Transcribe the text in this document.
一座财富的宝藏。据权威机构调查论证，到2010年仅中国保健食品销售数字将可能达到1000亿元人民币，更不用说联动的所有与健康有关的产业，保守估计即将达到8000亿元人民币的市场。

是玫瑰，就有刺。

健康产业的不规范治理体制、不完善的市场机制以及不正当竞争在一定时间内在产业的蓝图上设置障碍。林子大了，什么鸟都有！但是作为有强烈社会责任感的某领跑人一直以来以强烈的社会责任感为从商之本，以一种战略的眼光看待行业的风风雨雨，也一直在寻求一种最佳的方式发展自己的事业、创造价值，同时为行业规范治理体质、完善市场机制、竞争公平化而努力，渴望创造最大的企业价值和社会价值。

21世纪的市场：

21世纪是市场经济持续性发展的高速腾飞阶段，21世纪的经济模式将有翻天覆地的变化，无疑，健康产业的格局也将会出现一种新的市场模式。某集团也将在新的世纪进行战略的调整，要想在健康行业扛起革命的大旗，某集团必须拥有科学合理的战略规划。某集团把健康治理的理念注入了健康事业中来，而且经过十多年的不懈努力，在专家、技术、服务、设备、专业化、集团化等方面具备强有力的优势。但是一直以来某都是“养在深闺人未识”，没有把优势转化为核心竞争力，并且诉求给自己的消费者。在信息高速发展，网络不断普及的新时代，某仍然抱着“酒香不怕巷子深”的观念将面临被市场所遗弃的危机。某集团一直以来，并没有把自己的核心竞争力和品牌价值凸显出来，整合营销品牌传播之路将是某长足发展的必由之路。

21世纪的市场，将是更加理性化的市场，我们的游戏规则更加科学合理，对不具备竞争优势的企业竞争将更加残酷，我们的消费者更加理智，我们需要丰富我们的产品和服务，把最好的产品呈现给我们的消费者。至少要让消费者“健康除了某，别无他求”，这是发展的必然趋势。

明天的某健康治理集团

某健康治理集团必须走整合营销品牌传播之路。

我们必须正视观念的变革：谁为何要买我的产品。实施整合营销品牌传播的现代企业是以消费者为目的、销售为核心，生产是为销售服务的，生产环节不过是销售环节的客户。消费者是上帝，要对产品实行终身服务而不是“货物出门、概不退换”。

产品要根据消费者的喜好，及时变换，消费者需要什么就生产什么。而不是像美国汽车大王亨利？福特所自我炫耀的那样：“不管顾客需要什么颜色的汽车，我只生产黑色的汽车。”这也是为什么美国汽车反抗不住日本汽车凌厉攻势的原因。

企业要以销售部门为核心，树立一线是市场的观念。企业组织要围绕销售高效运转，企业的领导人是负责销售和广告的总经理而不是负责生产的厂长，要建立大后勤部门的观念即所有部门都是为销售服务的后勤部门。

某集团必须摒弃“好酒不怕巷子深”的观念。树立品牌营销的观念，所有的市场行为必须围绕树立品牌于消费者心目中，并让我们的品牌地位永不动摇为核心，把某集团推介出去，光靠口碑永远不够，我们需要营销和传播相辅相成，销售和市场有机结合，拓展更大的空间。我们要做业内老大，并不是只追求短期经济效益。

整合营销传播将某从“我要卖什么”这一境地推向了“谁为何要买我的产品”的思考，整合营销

__________________________________________________

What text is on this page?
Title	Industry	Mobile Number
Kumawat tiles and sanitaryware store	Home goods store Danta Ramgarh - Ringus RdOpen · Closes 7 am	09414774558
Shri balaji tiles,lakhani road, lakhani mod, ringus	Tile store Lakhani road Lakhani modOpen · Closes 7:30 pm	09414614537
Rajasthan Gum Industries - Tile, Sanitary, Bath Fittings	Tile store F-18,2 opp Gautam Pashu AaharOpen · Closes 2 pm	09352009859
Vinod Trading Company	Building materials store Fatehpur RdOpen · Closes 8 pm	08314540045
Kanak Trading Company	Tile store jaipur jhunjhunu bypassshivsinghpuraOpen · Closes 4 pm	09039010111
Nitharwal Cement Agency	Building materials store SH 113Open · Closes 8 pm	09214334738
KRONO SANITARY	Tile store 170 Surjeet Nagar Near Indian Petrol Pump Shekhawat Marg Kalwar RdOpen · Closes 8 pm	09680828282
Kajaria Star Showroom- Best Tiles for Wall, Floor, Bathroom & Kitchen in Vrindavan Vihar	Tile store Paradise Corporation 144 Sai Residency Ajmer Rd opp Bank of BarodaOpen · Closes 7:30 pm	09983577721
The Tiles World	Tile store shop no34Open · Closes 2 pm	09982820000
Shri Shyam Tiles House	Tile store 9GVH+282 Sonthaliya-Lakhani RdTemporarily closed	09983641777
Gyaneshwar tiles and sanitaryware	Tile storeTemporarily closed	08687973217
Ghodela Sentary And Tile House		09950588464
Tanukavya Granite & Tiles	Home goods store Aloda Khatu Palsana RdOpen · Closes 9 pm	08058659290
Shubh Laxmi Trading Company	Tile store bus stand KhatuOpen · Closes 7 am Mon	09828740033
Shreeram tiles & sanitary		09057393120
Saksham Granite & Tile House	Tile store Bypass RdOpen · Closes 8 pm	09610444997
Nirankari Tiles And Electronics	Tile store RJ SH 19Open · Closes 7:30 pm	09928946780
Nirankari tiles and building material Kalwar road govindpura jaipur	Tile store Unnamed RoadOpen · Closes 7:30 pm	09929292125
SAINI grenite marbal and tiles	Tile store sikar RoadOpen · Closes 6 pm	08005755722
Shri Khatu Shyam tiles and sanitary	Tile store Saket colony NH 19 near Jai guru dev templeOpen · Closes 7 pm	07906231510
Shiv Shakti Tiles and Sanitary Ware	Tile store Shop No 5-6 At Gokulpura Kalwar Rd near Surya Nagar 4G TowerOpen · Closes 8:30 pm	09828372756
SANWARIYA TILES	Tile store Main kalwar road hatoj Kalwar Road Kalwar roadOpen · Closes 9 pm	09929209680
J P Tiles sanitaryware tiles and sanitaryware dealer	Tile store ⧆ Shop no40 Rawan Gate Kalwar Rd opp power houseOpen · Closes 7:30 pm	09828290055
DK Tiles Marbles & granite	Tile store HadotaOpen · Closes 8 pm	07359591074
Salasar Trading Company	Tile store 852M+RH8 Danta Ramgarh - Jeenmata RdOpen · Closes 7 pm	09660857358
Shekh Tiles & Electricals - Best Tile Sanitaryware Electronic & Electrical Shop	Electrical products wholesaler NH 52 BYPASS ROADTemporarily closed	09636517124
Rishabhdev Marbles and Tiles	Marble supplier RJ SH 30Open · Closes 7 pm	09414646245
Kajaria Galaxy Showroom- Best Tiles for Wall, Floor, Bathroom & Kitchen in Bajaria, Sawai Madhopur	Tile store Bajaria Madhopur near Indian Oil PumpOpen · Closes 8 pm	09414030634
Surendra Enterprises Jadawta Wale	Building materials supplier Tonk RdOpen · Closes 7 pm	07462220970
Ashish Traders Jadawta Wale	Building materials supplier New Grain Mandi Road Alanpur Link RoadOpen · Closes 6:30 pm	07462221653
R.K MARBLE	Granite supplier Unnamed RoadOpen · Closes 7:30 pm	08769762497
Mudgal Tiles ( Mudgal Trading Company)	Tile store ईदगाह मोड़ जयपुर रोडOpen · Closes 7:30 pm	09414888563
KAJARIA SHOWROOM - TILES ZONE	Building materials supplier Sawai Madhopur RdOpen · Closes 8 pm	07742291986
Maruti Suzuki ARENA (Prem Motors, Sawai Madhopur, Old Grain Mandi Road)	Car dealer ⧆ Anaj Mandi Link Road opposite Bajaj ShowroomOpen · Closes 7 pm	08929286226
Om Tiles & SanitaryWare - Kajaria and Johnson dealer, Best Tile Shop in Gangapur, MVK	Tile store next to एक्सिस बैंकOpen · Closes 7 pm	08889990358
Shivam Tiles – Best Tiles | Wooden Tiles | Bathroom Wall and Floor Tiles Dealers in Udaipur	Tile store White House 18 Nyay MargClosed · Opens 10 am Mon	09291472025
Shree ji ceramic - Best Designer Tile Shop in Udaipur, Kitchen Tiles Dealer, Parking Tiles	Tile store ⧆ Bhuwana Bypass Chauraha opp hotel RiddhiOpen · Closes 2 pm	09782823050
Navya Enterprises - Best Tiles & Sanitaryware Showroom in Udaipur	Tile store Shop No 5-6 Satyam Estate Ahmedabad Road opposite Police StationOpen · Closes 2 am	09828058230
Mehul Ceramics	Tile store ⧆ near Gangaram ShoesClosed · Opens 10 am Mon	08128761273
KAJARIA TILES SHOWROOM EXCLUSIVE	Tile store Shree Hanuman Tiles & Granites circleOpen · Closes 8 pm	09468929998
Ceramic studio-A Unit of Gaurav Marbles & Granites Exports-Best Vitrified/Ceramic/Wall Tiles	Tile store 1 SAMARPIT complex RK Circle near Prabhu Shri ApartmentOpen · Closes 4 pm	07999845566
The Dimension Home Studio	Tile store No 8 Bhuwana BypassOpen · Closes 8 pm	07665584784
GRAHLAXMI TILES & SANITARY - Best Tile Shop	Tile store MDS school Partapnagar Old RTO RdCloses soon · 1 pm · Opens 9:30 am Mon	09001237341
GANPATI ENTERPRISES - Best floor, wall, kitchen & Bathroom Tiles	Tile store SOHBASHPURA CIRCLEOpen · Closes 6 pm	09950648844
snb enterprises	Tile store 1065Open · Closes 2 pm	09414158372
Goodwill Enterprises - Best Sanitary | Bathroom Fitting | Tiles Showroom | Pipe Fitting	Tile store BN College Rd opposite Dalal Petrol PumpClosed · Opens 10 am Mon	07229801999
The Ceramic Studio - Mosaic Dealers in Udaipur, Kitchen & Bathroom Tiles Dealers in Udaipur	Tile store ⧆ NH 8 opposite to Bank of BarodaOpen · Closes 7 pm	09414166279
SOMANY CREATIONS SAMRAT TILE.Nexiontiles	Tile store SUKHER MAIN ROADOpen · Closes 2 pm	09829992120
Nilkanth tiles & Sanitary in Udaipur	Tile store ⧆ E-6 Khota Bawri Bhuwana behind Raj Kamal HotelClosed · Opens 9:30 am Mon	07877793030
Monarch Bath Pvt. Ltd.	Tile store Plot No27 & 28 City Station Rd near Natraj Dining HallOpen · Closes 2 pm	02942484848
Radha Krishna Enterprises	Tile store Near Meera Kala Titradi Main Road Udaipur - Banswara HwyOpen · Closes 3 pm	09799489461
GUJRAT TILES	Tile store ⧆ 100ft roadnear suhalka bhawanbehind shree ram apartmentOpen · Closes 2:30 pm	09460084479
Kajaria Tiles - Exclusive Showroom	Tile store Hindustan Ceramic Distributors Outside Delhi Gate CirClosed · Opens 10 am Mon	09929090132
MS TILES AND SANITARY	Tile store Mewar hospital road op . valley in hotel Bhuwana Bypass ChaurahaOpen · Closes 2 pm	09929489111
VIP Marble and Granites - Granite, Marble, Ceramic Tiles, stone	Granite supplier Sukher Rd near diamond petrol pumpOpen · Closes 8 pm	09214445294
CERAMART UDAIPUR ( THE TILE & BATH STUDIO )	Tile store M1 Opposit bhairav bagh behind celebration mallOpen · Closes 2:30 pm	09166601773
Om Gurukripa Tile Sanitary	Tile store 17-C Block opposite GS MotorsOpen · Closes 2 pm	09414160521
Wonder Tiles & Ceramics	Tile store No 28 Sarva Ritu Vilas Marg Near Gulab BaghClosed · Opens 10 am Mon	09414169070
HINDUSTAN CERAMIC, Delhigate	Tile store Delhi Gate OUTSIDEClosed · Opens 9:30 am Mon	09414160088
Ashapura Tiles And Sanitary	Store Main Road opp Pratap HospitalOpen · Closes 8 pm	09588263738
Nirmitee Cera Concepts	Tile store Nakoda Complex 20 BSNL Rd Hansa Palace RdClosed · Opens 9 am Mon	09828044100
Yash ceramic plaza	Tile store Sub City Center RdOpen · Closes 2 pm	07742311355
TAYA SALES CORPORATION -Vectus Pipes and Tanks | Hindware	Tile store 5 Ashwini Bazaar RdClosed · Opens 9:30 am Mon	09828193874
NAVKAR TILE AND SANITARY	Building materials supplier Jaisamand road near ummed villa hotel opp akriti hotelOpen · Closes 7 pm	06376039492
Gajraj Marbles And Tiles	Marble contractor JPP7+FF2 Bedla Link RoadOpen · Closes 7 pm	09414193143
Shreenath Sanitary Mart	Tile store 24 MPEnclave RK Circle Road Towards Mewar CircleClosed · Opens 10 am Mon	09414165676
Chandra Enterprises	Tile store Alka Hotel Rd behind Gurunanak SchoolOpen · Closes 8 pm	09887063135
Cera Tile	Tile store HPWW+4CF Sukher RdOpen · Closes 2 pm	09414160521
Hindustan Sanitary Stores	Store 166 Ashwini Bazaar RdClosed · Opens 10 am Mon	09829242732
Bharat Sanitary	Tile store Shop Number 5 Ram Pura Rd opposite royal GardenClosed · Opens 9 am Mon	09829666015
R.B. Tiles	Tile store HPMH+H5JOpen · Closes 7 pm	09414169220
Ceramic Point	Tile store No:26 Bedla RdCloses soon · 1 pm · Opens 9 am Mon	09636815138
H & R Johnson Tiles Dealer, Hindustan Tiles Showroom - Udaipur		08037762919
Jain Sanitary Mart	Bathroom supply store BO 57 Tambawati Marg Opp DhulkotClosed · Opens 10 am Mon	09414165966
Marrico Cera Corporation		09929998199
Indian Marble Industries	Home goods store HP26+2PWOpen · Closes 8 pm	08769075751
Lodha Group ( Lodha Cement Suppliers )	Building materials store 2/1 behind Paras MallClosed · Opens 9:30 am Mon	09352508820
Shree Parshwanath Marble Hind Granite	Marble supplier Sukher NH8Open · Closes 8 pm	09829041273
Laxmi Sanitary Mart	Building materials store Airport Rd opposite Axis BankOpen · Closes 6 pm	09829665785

__________________________________________________

--- Work required ---
Search the listing for the word "Mandi". Copy every line in which it occurs.

--- Output ---
Ashish Traders Jadawta Wale	Building materials supplier New Grain Mandi Road Alanpur Link RoadOpen · Closes 6:30 pm	07462221653
Maruti Suzuki ARENA (Prem Motors, Sawai Madhopur, Old Grain Mandi Road)	Car dealer ⧆ Anaj Mandi Link Road opposite Bajaj ShowroomOpen · Closes 7 pm	08929286226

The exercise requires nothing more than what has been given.